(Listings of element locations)
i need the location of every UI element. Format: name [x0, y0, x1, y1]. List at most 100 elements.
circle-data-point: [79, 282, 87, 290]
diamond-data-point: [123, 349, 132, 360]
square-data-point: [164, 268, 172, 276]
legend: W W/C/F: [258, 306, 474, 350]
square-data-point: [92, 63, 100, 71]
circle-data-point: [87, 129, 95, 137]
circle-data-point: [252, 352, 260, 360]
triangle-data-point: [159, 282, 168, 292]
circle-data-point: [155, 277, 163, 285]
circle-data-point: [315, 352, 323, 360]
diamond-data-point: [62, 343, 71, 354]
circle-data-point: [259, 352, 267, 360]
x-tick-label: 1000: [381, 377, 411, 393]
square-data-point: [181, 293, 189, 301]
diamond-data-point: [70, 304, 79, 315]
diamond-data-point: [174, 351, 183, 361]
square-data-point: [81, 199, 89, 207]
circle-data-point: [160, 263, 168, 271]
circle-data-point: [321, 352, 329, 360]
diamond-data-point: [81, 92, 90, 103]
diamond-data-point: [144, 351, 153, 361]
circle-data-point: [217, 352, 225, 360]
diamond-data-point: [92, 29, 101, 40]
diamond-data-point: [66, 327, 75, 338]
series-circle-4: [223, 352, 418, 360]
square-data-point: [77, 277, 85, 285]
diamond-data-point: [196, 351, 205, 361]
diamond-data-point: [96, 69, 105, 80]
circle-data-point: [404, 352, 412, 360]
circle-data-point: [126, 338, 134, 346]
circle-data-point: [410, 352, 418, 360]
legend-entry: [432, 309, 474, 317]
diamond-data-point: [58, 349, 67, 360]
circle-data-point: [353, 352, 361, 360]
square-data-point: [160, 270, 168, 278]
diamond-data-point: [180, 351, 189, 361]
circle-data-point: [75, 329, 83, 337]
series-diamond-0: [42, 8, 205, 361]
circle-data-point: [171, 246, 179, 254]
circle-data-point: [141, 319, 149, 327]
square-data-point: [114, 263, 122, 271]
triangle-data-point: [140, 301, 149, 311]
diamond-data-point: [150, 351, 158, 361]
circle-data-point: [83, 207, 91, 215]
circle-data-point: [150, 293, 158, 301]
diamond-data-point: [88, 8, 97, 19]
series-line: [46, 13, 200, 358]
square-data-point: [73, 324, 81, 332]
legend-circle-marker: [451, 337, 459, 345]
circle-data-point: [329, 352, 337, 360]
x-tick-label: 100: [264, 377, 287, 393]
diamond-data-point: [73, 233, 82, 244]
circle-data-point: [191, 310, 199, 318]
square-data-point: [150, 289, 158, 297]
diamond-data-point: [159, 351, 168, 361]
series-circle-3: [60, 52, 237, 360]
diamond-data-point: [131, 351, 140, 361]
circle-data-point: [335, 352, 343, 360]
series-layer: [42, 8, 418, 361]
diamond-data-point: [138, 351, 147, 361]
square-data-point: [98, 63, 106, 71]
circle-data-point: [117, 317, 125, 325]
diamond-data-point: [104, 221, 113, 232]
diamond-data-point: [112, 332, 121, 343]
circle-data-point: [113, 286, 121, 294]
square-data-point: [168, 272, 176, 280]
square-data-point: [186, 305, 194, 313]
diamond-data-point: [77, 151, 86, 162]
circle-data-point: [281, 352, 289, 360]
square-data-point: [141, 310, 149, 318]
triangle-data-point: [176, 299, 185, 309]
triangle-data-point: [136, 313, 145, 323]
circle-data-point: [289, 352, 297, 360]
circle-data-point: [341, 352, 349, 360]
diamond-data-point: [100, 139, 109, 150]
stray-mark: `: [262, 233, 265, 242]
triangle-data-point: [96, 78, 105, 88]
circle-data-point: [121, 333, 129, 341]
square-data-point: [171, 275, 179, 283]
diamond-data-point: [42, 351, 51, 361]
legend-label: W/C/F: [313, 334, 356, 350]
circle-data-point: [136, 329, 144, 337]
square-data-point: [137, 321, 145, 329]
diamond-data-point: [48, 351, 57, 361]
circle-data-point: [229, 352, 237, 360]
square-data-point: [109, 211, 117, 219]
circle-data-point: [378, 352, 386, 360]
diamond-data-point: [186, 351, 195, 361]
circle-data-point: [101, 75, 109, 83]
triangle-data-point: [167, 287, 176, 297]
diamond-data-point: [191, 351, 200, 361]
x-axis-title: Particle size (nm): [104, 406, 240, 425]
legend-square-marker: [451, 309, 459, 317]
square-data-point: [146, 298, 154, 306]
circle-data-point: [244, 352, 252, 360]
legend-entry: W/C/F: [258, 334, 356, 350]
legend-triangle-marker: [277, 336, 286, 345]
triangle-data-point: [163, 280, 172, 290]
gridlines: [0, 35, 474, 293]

● **Given instruction**
Extract every line of the listings above and reproduce each one unchanged, character for character.

● **Final result**
i need the location of every UI element. Format: name [x0, y0, x1, y1]. List at most 100 elements.
circle-data-point: [79, 282, 87, 290]
diamond-data-point: [123, 349, 132, 360]
square-data-point: [164, 268, 172, 276]
legend: W W/C/F: [258, 306, 474, 350]
square-data-point: [92, 63, 100, 71]
circle-data-point: [87, 129, 95, 137]
circle-data-point: [252, 352, 260, 360]
triangle-data-point: [159, 282, 168, 292]
circle-data-point: [155, 277, 163, 285]
circle-data-point: [315, 352, 323, 360]
diamond-data-point: [62, 343, 71, 354]
circle-data-point: [259, 352, 267, 360]
x-tick-label: 1000: [381, 377, 411, 393]
square-data-point: [181, 293, 189, 301]
diamond-data-point: [70, 304, 79, 315]
diamond-data-point: [174, 351, 183, 361]
square-data-point: [81, 199, 89, 207]
circle-data-point: [160, 263, 168, 271]
circle-data-point: [321, 352, 329, 360]
diamond-data-point: [81, 92, 90, 103]
diamond-data-point: [144, 351, 153, 361]
circle-data-point: [217, 352, 225, 360]
diamond-data-point: [92, 29, 101, 40]
diamond-data-point: [66, 327, 75, 338]
series-circle-4: [223, 352, 418, 360]
square-data-point: [77, 277, 85, 285]
diamond-data-point: [196, 351, 205, 361]
diamond-data-point: [96, 69, 105, 80]
circle-data-point: [404, 352, 412, 360]
circle-data-point: [126, 338, 134, 346]
circle-data-point: [410, 352, 418, 360]
legend-entry: [432, 309, 474, 317]
diamond-data-point: [58, 349, 67, 360]
circle-data-point: [353, 352, 361, 360]
square-data-point: [160, 270, 168, 278]
diamond-data-point: [180, 351, 189, 361]
circle-data-point: [75, 329, 83, 337]
series-diamond-0: [42, 8, 205, 361]
circle-data-point: [171, 246, 179, 254]
circle-data-point: [141, 319, 149, 327]
square-data-point: [114, 263, 122, 271]
triangle-data-point: [140, 301, 149, 311]
diamond-data-point: [150, 351, 158, 361]
circle-data-point: [83, 207, 91, 215]
circle-data-point: [150, 293, 158, 301]
diamond-data-point: [88, 8, 97, 19]
series-line: [46, 13, 200, 358]
square-data-point: [73, 324, 81, 332]
legend-circle-marker: [451, 337, 459, 345]
circle-data-point: [329, 352, 337, 360]
x-tick-label: 100: [264, 377, 287, 393]
diamond-data-point: [73, 233, 82, 244]
circle-data-point: [191, 310, 199, 318]
square-data-point: [150, 289, 158, 297]
diamond-data-point: [159, 351, 168, 361]
series-circle-3: [60, 52, 237, 360]
diamond-data-point: [131, 351, 140, 361]
circle-data-point: [335, 352, 343, 360]
series-layer: [42, 8, 418, 361]
diamond-data-point: [138, 351, 147, 361]
square-data-point: [98, 63, 106, 71]
circle-data-point: [117, 317, 125, 325]
diamond-data-point: [104, 221, 113, 232]
diamond-data-point: [112, 332, 121, 343]
circle-data-point: [113, 286, 121, 294]
square-data-point: [168, 272, 176, 280]
square-data-point: [186, 305, 194, 313]
diamond-data-point: [77, 151, 86, 162]
circle-data-point: [281, 352, 289, 360]
square-data-point: [141, 310, 149, 318]
triangle-data-point: [176, 299, 185, 309]
triangle-data-point: [136, 313, 145, 323]
circle-data-point: [289, 352, 297, 360]
circle-data-point: [341, 352, 349, 360]
diamond-data-point: [100, 139, 109, 150]
stray-mark: `: [262, 233, 265, 242]
triangle-data-point: [96, 78, 105, 88]
circle-data-point: [121, 333, 129, 341]
square-data-point: [171, 275, 179, 283]
diamond-data-point: [42, 351, 51, 361]
legend-label: W/C/F: [313, 334, 356, 350]
circle-data-point: [136, 329, 144, 337]
square-data-point: [137, 321, 145, 329]
diamond-data-point: [48, 351, 57, 361]
circle-data-point: [229, 352, 237, 360]
square-data-point: [109, 211, 117, 219]
circle-data-point: [378, 352, 386, 360]
diamond-data-point: [186, 351, 195, 361]
circle-data-point: [101, 75, 109, 83]
triangle-data-point: [167, 287, 176, 297]
diamond-data-point: [191, 351, 200, 361]
x-axis-title: Particle size (nm): [104, 406, 240, 425]
legend-square-marker: [451, 309, 459, 317]
square-data-point: [146, 298, 154, 306]
circle-data-point: [244, 352, 252, 360]
legend-entry: W/C/F: [258, 334, 356, 350]
legend-triangle-marker: [277, 336, 286, 345]
triangle-data-point: [163, 280, 172, 290]
gridlines: [0, 35, 474, 293]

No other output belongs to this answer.